EXERCISE GOAL. Give the number of lines in this listing that contain the word "rows", and nothing else.
((
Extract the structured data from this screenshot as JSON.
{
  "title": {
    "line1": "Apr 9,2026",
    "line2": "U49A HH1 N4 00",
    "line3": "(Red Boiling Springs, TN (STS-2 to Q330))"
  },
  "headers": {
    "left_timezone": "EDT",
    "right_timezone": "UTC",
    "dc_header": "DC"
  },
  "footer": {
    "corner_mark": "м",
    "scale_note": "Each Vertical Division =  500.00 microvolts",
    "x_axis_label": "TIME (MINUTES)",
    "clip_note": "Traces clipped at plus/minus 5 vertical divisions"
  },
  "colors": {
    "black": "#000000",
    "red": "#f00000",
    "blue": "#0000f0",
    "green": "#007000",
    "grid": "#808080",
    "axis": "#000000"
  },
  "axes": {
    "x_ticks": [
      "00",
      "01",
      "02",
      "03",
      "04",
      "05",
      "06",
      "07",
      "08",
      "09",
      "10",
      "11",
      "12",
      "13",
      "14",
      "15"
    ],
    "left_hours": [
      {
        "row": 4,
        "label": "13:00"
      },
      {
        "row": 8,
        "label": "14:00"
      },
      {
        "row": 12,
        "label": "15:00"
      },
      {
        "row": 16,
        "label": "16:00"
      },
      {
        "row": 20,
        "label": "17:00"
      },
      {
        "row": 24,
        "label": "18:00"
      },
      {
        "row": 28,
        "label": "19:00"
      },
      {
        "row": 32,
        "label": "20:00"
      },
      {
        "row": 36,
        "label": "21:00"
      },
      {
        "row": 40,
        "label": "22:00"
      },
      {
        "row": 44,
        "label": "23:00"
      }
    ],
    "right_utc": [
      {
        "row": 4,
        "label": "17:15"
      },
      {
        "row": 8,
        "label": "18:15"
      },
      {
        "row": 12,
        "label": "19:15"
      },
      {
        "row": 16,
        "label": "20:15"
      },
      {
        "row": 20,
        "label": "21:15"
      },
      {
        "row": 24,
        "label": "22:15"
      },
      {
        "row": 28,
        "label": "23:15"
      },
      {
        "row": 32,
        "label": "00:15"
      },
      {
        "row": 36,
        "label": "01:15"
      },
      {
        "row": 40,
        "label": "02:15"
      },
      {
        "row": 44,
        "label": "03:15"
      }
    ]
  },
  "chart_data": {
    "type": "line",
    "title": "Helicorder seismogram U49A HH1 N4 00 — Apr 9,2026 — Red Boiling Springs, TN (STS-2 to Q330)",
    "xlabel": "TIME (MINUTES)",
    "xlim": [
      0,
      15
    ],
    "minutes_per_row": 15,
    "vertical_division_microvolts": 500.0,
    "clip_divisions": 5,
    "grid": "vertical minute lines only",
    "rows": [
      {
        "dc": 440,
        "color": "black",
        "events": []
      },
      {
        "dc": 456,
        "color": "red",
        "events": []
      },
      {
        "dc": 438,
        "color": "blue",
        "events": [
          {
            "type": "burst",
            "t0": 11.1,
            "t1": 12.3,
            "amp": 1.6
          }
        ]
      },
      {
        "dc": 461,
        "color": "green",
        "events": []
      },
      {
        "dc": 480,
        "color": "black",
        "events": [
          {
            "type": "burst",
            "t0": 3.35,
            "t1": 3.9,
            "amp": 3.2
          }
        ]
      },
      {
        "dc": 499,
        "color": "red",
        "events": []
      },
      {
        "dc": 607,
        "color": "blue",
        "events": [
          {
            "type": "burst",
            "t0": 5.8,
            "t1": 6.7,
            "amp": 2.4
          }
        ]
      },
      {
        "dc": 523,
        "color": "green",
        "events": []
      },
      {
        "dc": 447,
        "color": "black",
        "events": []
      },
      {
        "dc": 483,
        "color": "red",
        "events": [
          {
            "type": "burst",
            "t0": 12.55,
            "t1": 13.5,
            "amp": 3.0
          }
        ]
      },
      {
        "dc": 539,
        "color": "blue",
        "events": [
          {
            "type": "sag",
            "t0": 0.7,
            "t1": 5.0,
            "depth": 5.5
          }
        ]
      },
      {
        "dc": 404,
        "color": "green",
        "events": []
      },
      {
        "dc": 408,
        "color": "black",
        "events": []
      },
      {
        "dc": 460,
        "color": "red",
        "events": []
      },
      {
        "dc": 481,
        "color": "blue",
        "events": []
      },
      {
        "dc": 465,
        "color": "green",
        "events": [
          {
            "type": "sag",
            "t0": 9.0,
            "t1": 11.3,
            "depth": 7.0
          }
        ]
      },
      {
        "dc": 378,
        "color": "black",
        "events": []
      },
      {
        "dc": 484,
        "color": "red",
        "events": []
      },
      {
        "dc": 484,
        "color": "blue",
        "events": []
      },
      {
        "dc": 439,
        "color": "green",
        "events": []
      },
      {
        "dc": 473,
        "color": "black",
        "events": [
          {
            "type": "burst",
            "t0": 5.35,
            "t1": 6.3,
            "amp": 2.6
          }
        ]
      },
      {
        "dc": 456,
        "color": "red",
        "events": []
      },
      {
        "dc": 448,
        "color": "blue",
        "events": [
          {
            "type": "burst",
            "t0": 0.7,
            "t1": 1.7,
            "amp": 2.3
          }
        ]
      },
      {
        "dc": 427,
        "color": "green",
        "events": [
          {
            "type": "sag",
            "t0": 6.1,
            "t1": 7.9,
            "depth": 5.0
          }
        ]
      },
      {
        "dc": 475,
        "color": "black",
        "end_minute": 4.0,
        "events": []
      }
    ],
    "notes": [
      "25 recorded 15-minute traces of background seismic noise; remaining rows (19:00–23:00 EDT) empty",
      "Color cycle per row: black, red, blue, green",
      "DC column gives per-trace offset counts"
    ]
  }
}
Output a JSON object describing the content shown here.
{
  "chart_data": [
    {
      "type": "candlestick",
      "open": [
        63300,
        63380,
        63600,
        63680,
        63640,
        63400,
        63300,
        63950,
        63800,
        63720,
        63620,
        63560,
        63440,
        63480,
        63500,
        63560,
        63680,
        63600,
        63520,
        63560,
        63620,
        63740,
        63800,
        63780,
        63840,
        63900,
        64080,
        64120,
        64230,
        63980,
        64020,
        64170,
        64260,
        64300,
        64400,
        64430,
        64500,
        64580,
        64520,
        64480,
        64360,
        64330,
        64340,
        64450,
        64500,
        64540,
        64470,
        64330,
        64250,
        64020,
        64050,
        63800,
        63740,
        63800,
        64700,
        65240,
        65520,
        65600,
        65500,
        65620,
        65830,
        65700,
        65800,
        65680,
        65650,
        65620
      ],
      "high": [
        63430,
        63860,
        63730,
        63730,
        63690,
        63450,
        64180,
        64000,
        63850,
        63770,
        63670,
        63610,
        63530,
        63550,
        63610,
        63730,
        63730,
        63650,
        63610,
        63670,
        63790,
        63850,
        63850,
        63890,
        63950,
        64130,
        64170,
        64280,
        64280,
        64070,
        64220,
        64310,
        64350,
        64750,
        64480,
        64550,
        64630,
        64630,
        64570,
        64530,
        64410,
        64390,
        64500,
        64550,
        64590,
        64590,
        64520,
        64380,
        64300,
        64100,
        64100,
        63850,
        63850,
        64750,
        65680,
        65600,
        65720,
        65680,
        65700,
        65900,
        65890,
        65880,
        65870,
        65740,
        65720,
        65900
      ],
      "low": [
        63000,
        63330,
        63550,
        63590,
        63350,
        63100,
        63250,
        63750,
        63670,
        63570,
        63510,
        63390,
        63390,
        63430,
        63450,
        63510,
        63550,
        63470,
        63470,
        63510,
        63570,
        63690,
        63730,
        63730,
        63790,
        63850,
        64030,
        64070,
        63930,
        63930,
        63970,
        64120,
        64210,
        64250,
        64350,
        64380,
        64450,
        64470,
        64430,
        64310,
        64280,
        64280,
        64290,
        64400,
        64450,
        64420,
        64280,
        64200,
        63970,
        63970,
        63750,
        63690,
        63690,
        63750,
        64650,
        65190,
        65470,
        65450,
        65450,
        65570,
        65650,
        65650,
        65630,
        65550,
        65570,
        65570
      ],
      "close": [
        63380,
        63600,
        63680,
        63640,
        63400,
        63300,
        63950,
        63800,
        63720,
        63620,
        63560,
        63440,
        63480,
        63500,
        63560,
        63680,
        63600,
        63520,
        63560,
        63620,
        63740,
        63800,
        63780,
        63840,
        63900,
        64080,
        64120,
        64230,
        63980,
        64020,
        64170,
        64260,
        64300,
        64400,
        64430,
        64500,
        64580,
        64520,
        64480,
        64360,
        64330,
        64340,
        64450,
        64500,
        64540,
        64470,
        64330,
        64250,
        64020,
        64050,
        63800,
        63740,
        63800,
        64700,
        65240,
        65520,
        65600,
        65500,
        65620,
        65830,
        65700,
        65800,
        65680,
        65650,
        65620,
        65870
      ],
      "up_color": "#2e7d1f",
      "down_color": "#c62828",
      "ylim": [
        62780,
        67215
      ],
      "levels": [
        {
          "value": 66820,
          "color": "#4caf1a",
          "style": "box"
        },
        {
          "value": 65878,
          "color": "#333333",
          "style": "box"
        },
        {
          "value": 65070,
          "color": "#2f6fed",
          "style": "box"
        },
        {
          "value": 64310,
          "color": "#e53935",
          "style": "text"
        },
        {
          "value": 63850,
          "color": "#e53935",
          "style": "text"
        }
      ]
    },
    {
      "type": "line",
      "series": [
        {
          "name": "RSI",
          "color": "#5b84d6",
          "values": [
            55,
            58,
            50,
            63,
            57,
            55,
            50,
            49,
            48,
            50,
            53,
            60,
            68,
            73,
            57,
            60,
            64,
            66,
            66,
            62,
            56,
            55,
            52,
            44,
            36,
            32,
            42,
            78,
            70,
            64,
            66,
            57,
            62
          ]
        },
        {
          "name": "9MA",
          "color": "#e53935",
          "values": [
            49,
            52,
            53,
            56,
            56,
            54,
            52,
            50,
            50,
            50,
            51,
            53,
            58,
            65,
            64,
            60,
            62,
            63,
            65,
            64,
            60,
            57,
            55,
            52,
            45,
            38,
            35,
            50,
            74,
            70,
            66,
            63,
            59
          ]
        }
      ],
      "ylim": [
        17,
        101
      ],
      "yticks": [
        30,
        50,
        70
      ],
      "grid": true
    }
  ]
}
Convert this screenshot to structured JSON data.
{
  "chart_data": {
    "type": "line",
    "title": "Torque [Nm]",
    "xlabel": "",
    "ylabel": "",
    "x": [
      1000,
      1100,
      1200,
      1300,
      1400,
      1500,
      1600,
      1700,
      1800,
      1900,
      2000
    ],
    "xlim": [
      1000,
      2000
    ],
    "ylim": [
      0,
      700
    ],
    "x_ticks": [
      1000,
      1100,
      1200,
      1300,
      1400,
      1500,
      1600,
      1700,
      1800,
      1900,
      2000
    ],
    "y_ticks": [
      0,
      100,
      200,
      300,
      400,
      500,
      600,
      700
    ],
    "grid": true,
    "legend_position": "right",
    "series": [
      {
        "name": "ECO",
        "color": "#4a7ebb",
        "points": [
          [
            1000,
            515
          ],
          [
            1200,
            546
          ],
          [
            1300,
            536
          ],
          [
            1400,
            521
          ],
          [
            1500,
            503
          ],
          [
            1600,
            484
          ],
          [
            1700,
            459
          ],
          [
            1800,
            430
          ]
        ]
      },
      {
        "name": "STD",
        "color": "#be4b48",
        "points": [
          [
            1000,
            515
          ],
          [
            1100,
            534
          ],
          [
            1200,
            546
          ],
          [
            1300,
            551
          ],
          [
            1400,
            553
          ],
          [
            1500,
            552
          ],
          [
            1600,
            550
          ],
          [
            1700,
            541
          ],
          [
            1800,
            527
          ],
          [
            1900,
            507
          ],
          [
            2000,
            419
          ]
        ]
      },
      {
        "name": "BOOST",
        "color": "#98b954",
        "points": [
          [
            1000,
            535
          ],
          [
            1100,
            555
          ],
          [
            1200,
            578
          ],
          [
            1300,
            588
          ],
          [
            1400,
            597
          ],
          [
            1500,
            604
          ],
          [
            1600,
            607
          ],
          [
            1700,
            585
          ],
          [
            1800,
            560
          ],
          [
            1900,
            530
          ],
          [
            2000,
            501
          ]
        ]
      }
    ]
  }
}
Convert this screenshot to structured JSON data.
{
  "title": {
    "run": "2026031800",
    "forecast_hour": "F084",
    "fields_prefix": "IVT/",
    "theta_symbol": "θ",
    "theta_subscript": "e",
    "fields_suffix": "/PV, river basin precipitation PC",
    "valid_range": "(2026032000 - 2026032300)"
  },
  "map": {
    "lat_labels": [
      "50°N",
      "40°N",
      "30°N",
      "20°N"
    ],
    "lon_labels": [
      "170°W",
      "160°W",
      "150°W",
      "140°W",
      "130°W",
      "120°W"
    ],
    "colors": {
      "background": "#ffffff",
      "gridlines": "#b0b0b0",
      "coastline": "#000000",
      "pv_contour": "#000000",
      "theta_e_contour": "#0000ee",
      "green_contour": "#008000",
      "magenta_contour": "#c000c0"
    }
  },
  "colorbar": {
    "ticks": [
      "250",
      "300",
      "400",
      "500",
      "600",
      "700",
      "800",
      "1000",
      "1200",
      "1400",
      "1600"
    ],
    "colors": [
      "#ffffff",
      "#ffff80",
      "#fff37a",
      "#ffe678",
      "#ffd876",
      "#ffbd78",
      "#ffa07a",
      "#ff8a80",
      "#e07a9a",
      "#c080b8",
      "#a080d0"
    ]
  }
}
))
WRITTEN RESPONSE. 2